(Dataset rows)

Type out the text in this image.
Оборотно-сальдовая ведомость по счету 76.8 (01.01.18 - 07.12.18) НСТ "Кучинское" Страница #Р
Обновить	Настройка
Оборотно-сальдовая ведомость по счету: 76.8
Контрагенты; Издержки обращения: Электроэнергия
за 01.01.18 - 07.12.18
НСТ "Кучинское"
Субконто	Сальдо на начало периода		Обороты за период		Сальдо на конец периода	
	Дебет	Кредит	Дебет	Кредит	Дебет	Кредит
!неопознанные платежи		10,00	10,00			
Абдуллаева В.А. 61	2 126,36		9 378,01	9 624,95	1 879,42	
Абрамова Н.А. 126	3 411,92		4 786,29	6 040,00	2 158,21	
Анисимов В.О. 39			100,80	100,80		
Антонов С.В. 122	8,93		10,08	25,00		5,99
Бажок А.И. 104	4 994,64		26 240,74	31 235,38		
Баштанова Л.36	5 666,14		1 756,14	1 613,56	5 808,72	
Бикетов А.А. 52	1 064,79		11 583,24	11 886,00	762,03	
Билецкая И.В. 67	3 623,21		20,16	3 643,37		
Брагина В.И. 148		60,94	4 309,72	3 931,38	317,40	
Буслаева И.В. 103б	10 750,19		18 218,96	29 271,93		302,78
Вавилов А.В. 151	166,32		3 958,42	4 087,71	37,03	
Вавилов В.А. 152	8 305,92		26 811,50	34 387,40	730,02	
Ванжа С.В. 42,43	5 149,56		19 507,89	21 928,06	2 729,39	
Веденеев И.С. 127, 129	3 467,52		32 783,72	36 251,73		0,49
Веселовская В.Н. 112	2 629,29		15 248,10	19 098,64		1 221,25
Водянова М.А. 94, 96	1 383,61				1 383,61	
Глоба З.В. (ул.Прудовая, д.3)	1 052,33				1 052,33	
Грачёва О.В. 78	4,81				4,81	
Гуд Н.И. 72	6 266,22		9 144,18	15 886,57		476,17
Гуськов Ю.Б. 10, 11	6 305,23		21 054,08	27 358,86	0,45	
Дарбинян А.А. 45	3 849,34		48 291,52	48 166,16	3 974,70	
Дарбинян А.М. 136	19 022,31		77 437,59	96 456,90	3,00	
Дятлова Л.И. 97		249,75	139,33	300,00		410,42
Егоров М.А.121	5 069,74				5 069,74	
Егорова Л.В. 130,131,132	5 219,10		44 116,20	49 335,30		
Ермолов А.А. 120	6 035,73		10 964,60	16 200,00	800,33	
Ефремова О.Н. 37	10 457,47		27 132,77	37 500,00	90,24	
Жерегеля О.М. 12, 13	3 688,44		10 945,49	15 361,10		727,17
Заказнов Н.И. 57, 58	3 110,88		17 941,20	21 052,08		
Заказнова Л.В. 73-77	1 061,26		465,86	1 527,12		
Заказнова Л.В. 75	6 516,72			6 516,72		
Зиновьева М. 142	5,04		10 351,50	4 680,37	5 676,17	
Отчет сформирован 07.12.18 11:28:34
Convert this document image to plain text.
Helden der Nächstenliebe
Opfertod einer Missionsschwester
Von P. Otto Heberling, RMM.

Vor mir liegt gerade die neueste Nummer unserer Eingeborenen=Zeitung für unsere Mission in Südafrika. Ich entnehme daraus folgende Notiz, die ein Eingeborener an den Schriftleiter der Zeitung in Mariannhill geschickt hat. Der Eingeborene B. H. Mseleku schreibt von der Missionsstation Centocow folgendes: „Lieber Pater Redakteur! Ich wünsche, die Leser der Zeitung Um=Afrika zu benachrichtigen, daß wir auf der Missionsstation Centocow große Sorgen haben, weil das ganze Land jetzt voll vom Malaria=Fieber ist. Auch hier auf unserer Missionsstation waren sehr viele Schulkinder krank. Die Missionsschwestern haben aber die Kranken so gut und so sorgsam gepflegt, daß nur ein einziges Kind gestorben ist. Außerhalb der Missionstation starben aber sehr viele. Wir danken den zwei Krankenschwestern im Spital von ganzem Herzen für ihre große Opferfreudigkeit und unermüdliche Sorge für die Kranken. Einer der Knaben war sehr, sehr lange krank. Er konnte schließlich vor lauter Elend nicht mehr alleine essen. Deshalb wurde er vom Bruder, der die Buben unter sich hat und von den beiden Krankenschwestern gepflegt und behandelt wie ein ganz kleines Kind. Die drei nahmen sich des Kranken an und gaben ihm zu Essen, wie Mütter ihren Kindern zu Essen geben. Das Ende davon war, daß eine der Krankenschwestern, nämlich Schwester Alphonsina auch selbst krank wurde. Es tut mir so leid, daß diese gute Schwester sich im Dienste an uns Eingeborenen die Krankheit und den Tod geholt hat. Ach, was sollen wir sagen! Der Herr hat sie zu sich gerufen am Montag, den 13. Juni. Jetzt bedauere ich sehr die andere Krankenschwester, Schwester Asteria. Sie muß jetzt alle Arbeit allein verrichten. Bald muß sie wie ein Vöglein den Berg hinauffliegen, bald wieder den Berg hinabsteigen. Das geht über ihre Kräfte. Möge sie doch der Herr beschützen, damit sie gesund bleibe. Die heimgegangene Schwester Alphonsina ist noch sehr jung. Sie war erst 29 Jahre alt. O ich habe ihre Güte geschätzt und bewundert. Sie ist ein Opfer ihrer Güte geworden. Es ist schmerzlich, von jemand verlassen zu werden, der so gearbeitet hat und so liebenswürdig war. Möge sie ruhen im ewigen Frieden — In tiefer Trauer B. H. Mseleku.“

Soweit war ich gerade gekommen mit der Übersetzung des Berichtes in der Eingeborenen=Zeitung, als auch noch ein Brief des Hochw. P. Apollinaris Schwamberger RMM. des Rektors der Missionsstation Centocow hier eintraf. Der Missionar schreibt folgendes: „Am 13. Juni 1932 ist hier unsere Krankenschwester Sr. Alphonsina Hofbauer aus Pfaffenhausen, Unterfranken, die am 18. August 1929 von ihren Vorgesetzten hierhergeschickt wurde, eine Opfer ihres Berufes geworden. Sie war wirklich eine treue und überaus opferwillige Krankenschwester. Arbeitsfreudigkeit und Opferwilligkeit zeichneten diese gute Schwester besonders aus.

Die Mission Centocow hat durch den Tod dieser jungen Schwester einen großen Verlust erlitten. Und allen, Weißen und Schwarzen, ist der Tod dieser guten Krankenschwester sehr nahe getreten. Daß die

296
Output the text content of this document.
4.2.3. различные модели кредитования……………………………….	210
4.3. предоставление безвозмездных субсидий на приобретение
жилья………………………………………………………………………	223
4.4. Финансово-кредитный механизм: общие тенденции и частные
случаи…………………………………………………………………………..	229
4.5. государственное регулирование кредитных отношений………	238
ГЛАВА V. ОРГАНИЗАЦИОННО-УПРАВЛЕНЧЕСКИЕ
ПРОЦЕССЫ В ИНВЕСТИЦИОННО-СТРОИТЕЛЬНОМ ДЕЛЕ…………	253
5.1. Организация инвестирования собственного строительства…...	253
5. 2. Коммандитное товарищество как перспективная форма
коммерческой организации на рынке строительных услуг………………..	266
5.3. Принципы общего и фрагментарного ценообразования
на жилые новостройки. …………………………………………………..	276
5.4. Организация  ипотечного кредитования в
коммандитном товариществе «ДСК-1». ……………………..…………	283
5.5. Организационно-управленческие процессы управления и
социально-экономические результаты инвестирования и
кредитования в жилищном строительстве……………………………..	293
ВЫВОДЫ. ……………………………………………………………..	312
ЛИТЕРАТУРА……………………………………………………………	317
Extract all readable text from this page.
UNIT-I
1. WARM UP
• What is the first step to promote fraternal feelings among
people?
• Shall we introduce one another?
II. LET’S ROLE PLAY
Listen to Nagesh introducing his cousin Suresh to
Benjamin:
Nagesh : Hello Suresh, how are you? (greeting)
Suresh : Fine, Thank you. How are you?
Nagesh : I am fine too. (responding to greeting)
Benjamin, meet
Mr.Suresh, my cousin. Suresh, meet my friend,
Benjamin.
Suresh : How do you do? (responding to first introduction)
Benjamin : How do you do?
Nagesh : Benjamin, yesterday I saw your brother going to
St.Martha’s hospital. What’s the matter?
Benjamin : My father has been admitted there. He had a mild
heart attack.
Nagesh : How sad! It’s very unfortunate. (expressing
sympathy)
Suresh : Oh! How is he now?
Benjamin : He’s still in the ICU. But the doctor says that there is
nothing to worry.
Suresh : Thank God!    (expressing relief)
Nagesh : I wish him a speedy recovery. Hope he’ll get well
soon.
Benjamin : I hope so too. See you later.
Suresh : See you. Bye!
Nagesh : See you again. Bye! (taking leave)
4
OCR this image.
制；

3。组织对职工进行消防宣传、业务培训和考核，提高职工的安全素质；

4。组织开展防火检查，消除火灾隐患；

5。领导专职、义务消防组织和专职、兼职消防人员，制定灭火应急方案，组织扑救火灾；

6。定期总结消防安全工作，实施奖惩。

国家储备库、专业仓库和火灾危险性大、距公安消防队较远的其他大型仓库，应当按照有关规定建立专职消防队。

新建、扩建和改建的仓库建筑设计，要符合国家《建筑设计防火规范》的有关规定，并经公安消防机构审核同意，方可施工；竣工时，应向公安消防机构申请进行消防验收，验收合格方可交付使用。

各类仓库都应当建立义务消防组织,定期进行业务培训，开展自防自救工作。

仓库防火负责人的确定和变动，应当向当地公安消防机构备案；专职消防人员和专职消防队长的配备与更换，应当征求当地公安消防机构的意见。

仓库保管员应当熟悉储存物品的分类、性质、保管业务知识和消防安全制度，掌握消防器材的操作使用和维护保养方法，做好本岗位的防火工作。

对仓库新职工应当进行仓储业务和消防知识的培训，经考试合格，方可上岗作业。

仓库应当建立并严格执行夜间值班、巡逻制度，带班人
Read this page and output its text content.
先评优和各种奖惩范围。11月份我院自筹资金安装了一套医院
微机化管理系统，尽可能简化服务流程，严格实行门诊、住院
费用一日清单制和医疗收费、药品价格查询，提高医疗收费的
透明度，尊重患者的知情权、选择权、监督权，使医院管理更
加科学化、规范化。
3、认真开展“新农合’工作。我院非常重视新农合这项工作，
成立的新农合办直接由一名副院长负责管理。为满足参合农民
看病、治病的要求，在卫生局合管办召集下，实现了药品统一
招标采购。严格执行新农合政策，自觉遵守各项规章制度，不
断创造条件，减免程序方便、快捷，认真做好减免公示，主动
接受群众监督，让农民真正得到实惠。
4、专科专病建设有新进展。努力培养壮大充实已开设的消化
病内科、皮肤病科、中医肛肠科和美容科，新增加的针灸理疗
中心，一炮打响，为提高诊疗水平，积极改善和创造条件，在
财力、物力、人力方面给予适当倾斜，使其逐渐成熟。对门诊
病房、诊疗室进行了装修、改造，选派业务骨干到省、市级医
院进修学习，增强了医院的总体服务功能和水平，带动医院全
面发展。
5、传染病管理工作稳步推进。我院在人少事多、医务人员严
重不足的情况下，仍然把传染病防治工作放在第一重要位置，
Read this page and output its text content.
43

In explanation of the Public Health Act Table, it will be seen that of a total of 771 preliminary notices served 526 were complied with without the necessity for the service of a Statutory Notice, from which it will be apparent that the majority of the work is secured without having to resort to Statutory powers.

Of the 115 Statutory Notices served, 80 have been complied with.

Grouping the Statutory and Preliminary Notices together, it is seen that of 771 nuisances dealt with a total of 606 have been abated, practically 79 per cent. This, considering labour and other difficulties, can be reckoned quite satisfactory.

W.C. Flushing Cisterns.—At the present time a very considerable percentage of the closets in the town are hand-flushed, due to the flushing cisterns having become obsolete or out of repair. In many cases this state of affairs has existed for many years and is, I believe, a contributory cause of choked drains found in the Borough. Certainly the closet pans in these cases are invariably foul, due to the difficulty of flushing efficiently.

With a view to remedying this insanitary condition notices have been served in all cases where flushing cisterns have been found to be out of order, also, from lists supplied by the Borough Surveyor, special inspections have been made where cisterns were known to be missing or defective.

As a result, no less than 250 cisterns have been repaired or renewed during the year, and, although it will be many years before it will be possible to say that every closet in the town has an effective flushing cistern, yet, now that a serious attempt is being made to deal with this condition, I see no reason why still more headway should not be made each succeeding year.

» **CHALLENGE**: Using the records above, copy every line that has the word "total" in it.

» **WRITTEN ANSWER**:
In explanation of the Public Health Act Table, it will be seen that of a total of 771 preliminary notices served 526 were complied with without the necessity for the service of a Statutory Notice, from which it will be apparent that the majority of the work is secured without having to resort to Statutory powers.
Grouping the Statutory and Preliminary Notices together, it is seen that of 771 nuisances dealt with a total of 606 have been abated, practically 79 per cent. This, considering labour and other difficulties, can be reckoned quite satisfactory.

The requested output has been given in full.